**Requirements:**
Lines that hold the string "timestamp" are to be counted; give only their number.

**Provided material:**
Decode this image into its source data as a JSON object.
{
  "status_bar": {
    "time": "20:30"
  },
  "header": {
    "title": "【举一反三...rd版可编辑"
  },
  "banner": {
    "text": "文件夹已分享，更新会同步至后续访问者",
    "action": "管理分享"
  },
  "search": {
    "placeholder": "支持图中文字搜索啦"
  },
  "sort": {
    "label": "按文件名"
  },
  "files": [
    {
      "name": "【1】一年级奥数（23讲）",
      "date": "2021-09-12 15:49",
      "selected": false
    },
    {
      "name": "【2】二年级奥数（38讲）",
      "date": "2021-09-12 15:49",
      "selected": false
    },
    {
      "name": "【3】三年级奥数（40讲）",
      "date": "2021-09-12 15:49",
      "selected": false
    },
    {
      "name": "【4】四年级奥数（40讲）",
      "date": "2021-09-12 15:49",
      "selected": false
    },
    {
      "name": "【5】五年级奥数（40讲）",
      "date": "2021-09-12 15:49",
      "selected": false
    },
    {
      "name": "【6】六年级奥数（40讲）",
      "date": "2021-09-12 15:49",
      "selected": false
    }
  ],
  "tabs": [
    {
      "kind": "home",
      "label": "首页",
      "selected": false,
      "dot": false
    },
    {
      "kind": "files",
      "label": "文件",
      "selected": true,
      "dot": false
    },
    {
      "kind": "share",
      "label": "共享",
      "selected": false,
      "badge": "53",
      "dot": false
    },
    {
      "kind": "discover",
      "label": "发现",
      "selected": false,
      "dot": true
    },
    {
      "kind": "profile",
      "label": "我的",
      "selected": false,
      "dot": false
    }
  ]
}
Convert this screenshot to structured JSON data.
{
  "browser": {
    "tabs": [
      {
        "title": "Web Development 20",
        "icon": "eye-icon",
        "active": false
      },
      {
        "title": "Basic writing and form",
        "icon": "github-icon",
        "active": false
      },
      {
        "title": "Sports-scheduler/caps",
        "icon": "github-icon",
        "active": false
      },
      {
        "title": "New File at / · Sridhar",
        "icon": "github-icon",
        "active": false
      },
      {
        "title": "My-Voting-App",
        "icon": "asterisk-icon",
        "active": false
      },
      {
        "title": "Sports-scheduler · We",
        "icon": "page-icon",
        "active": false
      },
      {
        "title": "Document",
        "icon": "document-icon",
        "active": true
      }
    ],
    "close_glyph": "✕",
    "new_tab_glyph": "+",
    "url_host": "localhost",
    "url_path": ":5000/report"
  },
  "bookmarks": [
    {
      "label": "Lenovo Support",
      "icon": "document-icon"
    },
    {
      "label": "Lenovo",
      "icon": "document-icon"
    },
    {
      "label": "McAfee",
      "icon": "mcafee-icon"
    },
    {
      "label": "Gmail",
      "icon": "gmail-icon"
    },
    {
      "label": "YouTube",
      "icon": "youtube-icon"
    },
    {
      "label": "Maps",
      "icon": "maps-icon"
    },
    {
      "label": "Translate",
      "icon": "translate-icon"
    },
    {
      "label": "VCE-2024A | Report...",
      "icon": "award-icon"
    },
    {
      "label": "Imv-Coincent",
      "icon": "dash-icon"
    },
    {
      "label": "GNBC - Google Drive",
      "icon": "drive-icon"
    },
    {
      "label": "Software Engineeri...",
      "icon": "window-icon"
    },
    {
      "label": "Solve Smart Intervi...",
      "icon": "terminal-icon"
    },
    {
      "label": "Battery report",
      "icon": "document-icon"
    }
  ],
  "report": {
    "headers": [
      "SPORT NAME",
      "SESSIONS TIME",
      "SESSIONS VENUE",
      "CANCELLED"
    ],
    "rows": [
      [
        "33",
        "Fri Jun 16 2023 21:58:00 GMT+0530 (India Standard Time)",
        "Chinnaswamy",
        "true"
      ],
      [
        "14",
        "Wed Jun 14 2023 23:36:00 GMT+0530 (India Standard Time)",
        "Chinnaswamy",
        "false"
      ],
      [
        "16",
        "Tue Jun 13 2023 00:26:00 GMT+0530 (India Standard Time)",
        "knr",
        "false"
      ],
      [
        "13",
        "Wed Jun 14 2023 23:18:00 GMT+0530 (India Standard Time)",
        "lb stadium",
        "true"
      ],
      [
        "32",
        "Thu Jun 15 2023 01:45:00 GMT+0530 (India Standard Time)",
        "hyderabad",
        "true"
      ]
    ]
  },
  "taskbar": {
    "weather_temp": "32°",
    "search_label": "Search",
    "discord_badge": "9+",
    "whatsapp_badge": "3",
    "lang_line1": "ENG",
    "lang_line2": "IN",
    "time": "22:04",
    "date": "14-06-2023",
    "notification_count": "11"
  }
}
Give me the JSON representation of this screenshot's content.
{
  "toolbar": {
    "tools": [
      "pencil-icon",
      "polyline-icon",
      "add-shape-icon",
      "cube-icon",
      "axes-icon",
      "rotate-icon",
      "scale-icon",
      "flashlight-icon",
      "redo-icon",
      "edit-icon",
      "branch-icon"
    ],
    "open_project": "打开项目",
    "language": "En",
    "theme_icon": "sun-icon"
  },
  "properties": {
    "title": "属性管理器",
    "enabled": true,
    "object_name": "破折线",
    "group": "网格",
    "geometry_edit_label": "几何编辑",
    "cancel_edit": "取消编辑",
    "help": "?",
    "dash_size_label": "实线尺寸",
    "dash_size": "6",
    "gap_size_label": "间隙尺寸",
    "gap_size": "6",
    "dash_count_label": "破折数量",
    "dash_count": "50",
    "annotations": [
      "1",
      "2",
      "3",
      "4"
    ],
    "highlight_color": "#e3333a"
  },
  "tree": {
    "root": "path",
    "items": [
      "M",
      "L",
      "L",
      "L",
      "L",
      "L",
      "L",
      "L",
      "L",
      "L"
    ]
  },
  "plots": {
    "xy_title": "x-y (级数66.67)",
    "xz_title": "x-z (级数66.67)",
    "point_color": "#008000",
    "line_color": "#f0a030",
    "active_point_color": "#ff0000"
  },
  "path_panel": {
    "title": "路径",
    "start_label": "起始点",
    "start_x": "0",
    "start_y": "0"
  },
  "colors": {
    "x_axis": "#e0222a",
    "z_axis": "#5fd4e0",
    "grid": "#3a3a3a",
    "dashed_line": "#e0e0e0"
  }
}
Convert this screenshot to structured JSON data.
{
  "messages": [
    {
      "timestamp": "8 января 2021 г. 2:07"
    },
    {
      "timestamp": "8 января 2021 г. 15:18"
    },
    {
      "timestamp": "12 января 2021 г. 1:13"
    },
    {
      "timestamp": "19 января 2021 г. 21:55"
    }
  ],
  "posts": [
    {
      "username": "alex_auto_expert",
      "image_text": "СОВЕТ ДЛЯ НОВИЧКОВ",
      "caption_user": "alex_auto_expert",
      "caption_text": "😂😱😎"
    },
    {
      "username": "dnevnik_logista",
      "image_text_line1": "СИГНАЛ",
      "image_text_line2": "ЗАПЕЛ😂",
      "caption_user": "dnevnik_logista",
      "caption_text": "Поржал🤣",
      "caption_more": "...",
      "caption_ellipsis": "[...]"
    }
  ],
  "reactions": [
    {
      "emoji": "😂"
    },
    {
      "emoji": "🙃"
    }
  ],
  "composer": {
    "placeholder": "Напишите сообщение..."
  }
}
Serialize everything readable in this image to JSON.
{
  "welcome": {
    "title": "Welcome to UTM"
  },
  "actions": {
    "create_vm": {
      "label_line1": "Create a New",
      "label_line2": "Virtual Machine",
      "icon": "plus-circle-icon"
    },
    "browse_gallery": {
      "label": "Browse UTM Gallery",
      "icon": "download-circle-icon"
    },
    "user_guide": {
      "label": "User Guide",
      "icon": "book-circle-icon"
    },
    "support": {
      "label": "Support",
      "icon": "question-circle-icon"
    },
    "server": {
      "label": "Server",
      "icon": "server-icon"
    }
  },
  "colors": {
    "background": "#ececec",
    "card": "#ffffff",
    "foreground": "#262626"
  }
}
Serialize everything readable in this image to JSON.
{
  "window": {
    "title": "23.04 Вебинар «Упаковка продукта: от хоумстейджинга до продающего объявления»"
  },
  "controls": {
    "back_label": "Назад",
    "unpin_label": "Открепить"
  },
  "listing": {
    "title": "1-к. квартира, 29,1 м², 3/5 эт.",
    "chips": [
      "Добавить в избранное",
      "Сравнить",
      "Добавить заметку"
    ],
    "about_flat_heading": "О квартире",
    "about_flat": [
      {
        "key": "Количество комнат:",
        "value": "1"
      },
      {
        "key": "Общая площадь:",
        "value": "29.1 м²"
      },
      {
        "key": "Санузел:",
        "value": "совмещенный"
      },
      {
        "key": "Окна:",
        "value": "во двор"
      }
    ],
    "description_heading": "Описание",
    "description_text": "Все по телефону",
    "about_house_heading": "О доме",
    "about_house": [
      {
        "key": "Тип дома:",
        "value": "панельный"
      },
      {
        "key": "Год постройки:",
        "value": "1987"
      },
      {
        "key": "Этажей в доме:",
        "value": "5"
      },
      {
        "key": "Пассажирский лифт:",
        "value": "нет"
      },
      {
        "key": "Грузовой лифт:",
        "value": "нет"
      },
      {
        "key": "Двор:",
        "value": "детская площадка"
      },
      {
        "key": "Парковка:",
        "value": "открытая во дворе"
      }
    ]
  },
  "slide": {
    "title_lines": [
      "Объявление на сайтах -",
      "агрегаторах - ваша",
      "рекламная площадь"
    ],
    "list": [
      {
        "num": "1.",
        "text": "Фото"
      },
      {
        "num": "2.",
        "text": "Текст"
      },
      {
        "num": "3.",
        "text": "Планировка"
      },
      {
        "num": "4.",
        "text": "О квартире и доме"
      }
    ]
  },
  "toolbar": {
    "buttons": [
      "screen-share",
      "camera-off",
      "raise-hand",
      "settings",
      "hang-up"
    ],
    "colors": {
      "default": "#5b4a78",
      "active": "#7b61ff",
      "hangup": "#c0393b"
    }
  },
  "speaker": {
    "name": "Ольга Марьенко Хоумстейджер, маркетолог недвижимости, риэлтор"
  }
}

**Final answer:**
4